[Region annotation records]
Start
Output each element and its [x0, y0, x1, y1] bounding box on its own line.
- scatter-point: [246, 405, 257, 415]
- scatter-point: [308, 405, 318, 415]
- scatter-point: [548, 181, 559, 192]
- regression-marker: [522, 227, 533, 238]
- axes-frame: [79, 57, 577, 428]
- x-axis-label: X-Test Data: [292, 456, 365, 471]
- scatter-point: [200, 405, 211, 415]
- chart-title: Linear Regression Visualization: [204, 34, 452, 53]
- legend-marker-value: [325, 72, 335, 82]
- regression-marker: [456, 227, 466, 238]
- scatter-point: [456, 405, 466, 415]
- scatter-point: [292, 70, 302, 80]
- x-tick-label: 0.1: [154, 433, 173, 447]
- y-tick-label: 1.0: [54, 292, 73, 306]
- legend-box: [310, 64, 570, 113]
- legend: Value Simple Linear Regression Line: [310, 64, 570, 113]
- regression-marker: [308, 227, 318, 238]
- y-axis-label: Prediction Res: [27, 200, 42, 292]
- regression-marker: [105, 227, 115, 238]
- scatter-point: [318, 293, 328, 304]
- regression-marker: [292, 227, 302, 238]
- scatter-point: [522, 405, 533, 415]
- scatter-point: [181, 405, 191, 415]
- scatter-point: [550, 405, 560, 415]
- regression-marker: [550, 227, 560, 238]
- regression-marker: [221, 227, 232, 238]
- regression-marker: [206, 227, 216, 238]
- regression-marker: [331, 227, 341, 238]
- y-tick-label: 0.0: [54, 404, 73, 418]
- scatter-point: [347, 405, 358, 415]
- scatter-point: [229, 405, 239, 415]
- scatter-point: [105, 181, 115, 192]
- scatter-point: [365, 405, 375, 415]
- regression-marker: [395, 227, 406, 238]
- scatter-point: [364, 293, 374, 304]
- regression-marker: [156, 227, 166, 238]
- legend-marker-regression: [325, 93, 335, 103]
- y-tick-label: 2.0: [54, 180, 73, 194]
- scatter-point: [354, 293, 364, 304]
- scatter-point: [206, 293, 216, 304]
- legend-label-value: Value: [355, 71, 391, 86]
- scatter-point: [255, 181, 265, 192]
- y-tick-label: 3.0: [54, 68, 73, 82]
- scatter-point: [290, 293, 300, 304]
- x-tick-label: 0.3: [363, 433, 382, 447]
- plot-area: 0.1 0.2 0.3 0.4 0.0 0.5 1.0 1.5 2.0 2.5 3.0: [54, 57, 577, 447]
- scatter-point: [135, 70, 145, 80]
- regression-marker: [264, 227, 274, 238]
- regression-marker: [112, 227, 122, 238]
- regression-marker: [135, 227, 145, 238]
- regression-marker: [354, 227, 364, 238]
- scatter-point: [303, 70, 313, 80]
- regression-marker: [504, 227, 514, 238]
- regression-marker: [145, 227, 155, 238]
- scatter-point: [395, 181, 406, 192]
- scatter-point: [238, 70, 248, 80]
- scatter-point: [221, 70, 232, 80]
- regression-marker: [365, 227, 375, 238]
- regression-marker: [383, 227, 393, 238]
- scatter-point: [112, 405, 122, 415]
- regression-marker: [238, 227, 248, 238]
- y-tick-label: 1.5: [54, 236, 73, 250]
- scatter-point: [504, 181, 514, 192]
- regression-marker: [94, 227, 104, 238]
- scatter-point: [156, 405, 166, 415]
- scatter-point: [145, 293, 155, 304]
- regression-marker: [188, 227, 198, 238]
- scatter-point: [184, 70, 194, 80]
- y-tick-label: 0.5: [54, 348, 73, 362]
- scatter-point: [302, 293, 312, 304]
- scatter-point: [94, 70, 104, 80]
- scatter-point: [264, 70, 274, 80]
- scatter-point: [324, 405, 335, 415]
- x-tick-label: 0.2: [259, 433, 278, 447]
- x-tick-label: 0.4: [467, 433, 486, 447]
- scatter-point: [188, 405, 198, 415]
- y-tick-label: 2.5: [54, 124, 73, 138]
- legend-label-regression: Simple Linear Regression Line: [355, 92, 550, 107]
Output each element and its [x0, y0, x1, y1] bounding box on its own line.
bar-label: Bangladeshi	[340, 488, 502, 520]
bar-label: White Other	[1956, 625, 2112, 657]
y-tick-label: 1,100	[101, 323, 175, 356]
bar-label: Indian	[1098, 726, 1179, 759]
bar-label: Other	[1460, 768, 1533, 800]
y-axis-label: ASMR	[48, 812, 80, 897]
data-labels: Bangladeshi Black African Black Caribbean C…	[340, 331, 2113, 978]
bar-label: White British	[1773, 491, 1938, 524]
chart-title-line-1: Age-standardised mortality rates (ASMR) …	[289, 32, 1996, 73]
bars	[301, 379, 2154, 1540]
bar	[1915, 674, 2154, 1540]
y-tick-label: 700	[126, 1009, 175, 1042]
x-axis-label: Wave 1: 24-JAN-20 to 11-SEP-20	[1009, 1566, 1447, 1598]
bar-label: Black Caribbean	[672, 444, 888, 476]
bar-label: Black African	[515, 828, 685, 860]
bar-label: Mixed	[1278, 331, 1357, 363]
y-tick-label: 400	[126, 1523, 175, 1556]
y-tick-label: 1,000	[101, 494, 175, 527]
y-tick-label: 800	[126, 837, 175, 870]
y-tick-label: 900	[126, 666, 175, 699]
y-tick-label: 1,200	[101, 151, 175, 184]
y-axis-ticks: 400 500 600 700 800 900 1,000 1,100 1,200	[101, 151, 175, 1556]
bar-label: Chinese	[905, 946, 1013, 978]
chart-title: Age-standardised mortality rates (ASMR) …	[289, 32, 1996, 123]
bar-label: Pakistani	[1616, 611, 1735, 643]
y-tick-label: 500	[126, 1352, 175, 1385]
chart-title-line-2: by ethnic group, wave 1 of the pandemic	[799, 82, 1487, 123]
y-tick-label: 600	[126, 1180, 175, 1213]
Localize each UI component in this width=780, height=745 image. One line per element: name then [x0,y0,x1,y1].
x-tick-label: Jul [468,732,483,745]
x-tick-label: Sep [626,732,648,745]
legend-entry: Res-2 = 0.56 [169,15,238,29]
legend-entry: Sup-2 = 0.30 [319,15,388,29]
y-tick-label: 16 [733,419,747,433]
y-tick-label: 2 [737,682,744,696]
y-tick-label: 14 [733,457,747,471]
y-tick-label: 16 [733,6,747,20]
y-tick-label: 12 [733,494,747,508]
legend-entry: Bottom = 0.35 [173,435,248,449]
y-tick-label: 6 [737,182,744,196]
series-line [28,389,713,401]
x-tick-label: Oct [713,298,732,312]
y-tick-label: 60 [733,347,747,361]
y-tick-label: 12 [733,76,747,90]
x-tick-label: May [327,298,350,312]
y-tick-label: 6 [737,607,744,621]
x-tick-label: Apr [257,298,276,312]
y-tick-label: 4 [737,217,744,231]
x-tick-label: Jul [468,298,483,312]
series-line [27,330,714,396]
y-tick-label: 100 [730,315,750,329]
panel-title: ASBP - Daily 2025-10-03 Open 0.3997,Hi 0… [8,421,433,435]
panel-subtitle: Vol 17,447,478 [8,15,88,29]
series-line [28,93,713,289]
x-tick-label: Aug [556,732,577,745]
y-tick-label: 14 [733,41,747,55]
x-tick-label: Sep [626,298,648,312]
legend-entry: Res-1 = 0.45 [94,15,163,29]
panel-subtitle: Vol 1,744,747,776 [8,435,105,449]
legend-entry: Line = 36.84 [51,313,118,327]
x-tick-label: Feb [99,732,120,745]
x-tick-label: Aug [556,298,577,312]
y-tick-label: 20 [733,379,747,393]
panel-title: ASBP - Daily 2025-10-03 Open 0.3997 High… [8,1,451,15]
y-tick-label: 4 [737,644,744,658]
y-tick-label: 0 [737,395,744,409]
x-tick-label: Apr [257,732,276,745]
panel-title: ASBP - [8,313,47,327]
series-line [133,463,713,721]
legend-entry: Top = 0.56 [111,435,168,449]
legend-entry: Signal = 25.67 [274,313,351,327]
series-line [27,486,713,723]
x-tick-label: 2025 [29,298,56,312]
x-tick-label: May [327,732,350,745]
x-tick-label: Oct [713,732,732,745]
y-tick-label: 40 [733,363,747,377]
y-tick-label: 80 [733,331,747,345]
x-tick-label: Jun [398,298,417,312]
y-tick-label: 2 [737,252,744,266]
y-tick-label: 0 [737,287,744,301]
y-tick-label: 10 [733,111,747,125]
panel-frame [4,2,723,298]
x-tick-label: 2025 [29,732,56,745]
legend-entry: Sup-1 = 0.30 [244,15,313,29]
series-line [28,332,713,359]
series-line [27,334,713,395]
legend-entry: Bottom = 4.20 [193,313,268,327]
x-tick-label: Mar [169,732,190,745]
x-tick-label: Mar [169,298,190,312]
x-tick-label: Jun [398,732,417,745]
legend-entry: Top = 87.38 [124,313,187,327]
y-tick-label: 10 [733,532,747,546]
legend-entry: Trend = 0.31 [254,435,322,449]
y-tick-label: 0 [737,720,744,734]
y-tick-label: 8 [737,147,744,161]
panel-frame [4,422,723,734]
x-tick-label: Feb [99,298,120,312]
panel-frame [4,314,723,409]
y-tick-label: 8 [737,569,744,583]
End
Problem to work on: Reproduce the material verbatim, from its first line through the line containing "- scatter-point: [200, 405, 211, 415]", including both of these lines.

Task result:
Output each element and its [x0, y0, x1, y1] bounding box on its own line.
- scatter-point: [246, 405, 257, 415]
- scatter-point: [308, 405, 318, 415]
- scatter-point: [548, 181, 559, 192]
- regression-marker: [522, 227, 533, 238]
- axes-frame: [79, 57, 577, 428]
- x-axis-label: X-Test Data: [292, 456, 365, 471]
- scatter-point: [200, 405, 211, 415]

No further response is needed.